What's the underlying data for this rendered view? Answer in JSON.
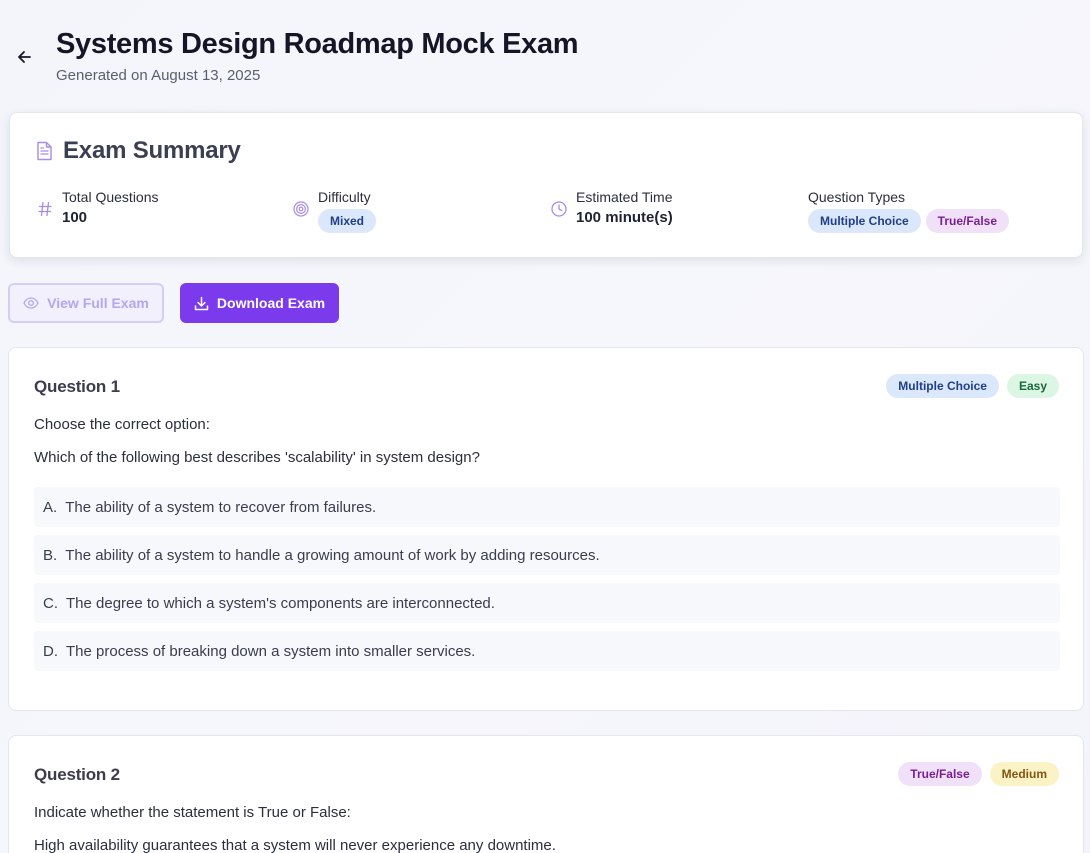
{
  "header": {
    "title": "Systems Design Roadmap Mock Exam",
    "subtitle": "Generated on August 13, 2025",
    "back_icon": "arrow-left-icon"
  },
  "summary": {
    "title": "Exam Summary",
    "icon": "document-icon",
    "total_questions": {
      "label": "Total Questions",
      "value": "100",
      "icon": "hash-icon"
    },
    "difficulty": {
      "label": "Difficulty",
      "value": "Mixed",
      "icon": "target-icon"
    },
    "estimated_time": {
      "label": "Estimated Time",
      "value": "100 minute(s)",
      "icon": "clock-icon"
    },
    "question_types": {
      "label": "Question Types",
      "values": [
        "Multiple Choice",
        "True/False"
      ]
    }
  },
  "actions": {
    "view_label": "View Full Exam",
    "download_label": "Download Exam"
  },
  "questions": [
    {
      "title": "Question 1",
      "type": "Multiple Choice",
      "difficulty": "Easy",
      "instruction": "Choose the correct option:",
      "text": "Which of the following best describes 'scalability' in system design?",
      "options": [
        {
          "letter": "A.",
          "text": "The ability of a system to recover from failures."
        },
        {
          "letter": "B.",
          "text": "The ability of a system to handle a growing amount of work by adding resources."
        },
        {
          "letter": "C.",
          "text": "The degree to which a system's components are interconnected."
        },
        {
          "letter": "D.",
          "text": "The process of breaking down a system into smaller services."
        }
      ]
    },
    {
      "title": "Question 2",
      "type": "True/False",
      "difficulty": "Medium",
      "instruction": "Indicate whether the statement is True or False:",
      "text": "High availability guarantees that a system will never experience any downtime."
    }
  ],
  "colors": {
    "accent": "#7c3aed",
    "pill_blue_bg": "#dbe7fb",
    "pill_purple_bg": "#f0e1f8",
    "pill_green_bg": "#dcf6e4",
    "pill_yellow_bg": "#fbf3c5"
  }
}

━━━

Copy out every line from the material above in which the word "instruction" appears.

§ Task result
      "instruction": "Choose the correct option:",
      "instruction": "Indicate whether the statement is True or False:",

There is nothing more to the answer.